_EXTRAIT CITÉ_.
┌──

Une ressortissante suisse domiciliée à l’étranger peut-elle acheter un immeuble en Suisse sans autres formalités? Oui. Il existe cependant certaines réserves et la prudence est de mise si l’achat est financé avec des fonds de tiers, même partiellement, par une personne à l’étranger. Commentaire de l’ATF 142 II 481.
Le couple AB est marié depuis 2012 et vit à Dubaï (EAU). L’épouse A est de nationalité suisse, l’époux X est Anglais. L’épouse A envisageait d’acheter deux immeubles situés dans le canton de Fribourg et a, par précaution et antérieurement à la signature du contrat d’achat, demandé fin janvier 2015 à l’autorité compétente en matière de Lex Koller la constatation formelle du non-assujettissement à autorisation de ces deux transactions immobilières, conformément à la loi fédérale sur l’acquisition d’immeubles par des personnes à l’étranger (LFAIE).1
En matière de modalités de paiement, les règles de financement suivantes étaient prévues dans le projet de contrat d’achat final:
- Prix d’achat2: 1 660 000 CHF
- Prêt bancaire, supporté par les époux AB: 1 155 000 CHF
- Fonds propres de l’épouse A: 100 000 CHF
- Fonds propres de l’époux B: 405 000 CHF3
En mai 2015, l’autorité Lex Koller a confirmé à l’épouse A que l’acquisition des deux immeubles ne relevait pas du champ d’application et ni du régime de l’autorisation de la Lex Koller. L’Office fédéral de la justice a formé un recours contre cette décision auprès du tribunal administratif cantonal qui a rejeté ce recours en octobre 2015, confirmant ainsi la décision de non-assujettissement de la première instance. L’Office fédéral de la justice a ensuite déposé un recours en matière de droit public auprès du Tribunal fédéral, qui a même débattu de cette décision4 lors d’une (rare) audience publique.
La question centrale consistait à savoir si une «position analogue à celle du propriétaire» serait concédée à l’époux B lors de l’achat envisagé des deux immeubles suisses par l’épouse A, qui impliquerait un assujettissement à autorisation selon la Lex Koller et rendrait impossible l’acquisition de la propriété par l’épouse.
Aux termes de l’art. 2 al. 1 LFAIE, les personnes à l’étranger ont besoin d’une autorisation de l’autorité cantonale compétente pour l’acquisition d’immeubles. On peut en déduire dans un premier temps que les citoyens suisses qui ne sont pas de telles «personnes à l’étranger» conformément à l’art. 5 LFAIE peuvent acquérir des immeubles en Suisse sans autorisation et ce quel que soit leur lieu de résidence. Par conséquent, le domicile étranger de l’épouse A à Dubaï n’exclut pas l’achat des deux immeubles suisses.

└──

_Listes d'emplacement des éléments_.
┌──

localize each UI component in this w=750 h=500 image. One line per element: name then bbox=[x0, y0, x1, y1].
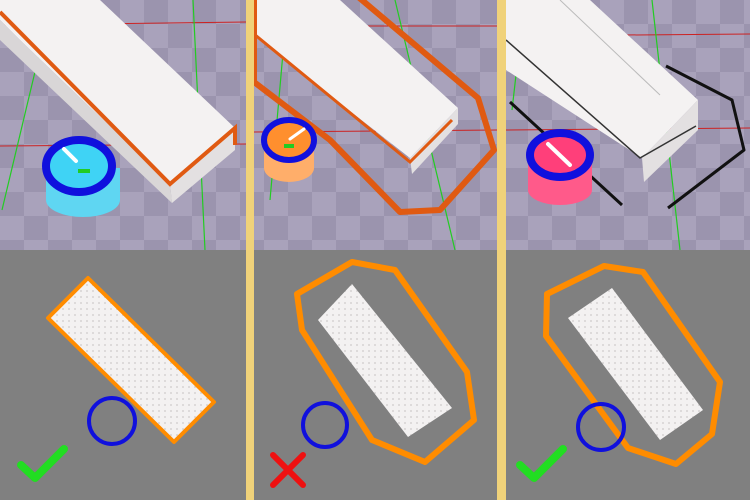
box-edge bbox=[506, 39, 697, 159]
box-footprint bbox=[568, 288, 703, 440]
check-icon bbox=[516, 445, 567, 482]
topdown-view-left bbox=[17, 276, 216, 482]
box-side bbox=[170, 128, 235, 203]
scene-view-left bbox=[0, 0, 246, 250]
cross-icon bbox=[270, 452, 306, 488]
cylinder-footprint bbox=[576, 402, 626, 452]
box-front bbox=[0, 20, 172, 203]
check-icon bbox=[17, 445, 68, 482]
panel-divider bbox=[497, 0, 506, 500]
grasp-marker bbox=[284, 144, 294, 148]
cylinder-top bbox=[42, 136, 116, 196]
box-edge-highlight bbox=[254, 32, 454, 165]
panel-divider bbox=[246, 0, 254, 500]
box-edge-faint bbox=[559, 0, 661, 96]
scene-view-middle bbox=[254, 0, 497, 250]
gripper-marker bbox=[288, 127, 306, 141]
footprint-polygon bbox=[543, 263, 723, 467]
footprint-outline bbox=[665, 64, 746, 210]
box-footprint bbox=[318, 284, 452, 437]
cylinder-footprint bbox=[87, 396, 137, 446]
box-top bbox=[254, 0, 458, 158]
gripper-marker bbox=[62, 147, 78, 163]
footprint-outline bbox=[254, 0, 497, 215]
topdown-view-middle bbox=[270, 259, 477, 488]
gripper-marker bbox=[546, 142, 572, 167]
footprint-outline bbox=[0, 10, 237, 187]
topdown-view-right bbox=[516, 263, 723, 482]
cylinder-footprint bbox=[301, 401, 349, 449]
scene-view-right bbox=[506, 0, 750, 250]
box-top bbox=[506, 0, 698, 158]
box-top bbox=[0, 0, 235, 184]
grasp-marker bbox=[78, 169, 90, 173]
footprint-polygon bbox=[294, 259, 477, 465]
footprint-box bbox=[46, 276, 216, 444]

└──

_LA DEMANDE_. Pouvez-vous renvoyer mot pour mot tout ce qui va de « La question centrale » jusqu'à « deux immeubles suisses. » dans l'extrait sur la Lex Koller ?

_RÉPONSE RÉDIGÉE_.
La question centrale consistait à savoir si une «position analogue à celle du propriétaire» serait concédée à l’époux B lors de l’achat envisagé des deux immeubles suisses par l’épouse A, qui impliquerait un assujettissement à autorisation selon la Lex Koller et rendrait impossible l’acquisition de la propriété par l’épouse.
Aux termes de l’art. 2 al. 1 LFAIE, les personnes à l’étranger ont besoin d’une autorisation de l’autorité cantonale compétente pour l’acquisition d’immeubles. On peut en déduire dans un premier temps que les citoyens suisses qui ne sont pas de telles «personnes à l’étranger» conformément à l’art. 5 LFAIE peuvent acquérir des immeubles en Suisse sans autorisation et ce quel que soit leur lieu de résidence. Par conséquent, le domicile étranger de l’épouse A à Dubaï n’exclut pas l’achat des deux immeubles suisses.